## Action item
Each line below should be set down again unchanged.

## Stored items

┄┄┄┄┄┄┄┄┄┄

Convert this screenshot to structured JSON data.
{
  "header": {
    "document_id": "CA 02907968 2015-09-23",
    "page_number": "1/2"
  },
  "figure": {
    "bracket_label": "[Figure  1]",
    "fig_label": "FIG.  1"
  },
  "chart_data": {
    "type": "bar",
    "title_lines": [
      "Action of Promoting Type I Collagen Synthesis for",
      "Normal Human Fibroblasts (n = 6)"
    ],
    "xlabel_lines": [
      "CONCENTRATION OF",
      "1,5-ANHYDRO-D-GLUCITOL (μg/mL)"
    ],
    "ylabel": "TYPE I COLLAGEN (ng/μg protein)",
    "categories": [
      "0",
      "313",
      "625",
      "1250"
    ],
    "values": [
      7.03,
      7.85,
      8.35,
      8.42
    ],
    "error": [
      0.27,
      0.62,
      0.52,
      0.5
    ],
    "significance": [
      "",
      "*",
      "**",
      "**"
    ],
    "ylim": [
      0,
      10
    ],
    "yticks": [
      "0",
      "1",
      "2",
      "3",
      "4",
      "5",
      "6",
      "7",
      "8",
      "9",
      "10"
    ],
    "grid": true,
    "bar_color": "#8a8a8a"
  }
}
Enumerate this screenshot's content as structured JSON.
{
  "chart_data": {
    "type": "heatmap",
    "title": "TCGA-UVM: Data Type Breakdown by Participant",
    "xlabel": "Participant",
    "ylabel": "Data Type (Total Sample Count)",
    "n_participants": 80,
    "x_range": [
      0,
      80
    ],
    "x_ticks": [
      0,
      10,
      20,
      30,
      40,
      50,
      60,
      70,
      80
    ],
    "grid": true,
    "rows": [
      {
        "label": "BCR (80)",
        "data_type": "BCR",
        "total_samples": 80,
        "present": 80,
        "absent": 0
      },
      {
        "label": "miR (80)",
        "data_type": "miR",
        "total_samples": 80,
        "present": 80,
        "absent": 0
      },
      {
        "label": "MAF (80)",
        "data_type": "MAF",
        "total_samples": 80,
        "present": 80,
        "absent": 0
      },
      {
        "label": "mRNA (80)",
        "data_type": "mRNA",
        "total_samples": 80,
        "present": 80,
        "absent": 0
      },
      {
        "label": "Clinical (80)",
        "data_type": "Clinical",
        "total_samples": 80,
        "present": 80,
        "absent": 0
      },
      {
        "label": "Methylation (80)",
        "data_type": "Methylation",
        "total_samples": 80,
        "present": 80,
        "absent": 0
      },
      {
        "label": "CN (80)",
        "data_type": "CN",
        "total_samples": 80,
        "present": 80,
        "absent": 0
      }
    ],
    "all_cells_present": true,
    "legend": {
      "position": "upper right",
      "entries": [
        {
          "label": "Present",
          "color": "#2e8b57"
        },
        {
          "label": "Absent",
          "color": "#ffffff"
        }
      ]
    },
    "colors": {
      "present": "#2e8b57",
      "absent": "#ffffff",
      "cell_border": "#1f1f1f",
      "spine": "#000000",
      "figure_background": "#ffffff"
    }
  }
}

┄┄┄┄┄┄┄┄┄┄

## Exercise result
Convert this screenshot to structured JSON data.
{
  "header": {
    "document_id": "CA 02907968 2015-09-23",
    "page_number": "1/2"
  },
  "figure": {
    "bracket_label": "[Figure  1]",
    "fig_label": "FIG.  1"
  },
  "chart_data": {
    "type": "bar",
    "title_lines": [
      "Action of Promoting Type I Collagen Synthesis for",
      "Normal Human Fibroblasts (n = 6)"
    ],
    "xlabel_lines": [
      "CONCENTRATION OF",
      "1,5-ANHYDRO-D-GLUCITOL (μg/mL)"
    ],
    "ylabel": "TYPE I COLLAGEN (ng/μg protein)",
    "categories": [
      "0",
      "313",
      "625",
      "1250"
    ],
    "values": [
      7.03,
      7.85,
      8.35,
      8.42
    ],
    "error": [
      0.27,
      0.62,
      0.52,
      0.5
    ],
    "significance": [
      "",
      "*",
      "**",
      "**"
    ],
    "ylim": [
      0,
      10
    ],
    "yticks": [
      "0",
      "1",
      "2",
      "3",
      "4",
      "5",
      "6",
      "7",
      "8",
      "9",
      "10"
    ],
    "grid": true,
    "bar_color": "#8a8a8a"
  }
}
Enumerate this screenshot's content as structured JSON.
{
  "chart_data": {
    "type": "heatmap",
    "title": "TCGA-UVM: Data Type Breakdown by Participant",
    "xlabel": "Participant",
    "ylabel": "Data Type (Total Sample Count)",
    "n_participants": 80,
    "x_range": [
      0,
      80
    ],
    "x_ticks": [
      0,
      10,
      20,
      30,
      40,
      50,
      60,
      70,
      80
    ],
    "grid": true,
    "rows": [
      {
        "label": "BCR (80)",
        "data_type": "BCR",
        "total_samples": 80,
        "present": 80,
        "absent": 0
      },
      {
        "label": "miR (80)",
        "data_type": "miR",
        "total_samples": 80,
        "present": 80,
        "absent": 0
      },
      {
        "label": "MAF (80)",
        "data_type": "MAF",
        "total_samples": 80,
        "present": 80,
        "absent": 0
      },
      {
        "label": "mRNA (80)",
        "data_type": "mRNA",
        "total_samples": 80,
        "present": 80,
        "absent": 0
      },
      {
        "label": "Clinical (80)",
        "data_type": "Clinical",
        "total_samples": 80,
        "present": 80,
        "absent": 0
      },
      {
        "label": "Methylation (80)",
        "data_type": "Methylation",
        "total_samples": 80,
        "present": 80,
        "absent": 0
      },
      {
        "label": "CN (80)",
        "data_type": "CN",
        "total_samples": 80,
        "present": 80,
        "absent": 0
      }
    ],
    "all_cells_present": true,
    "legend": {
      "position": "upper right",
      "entries": [
        {
          "label": "Present",
          "color": "#2e8b57"
        },
        {
          "label": "Absent",
          "color": "#ffffff"
        }
      ]
    },
    "colors": {
      "present": "#2e8b57",
      "absent": "#ffffff",
      "cell_border": "#1f1f1f",
      "spine": "#000000",
      "figure_background": "#ffffff"
    }
  }
}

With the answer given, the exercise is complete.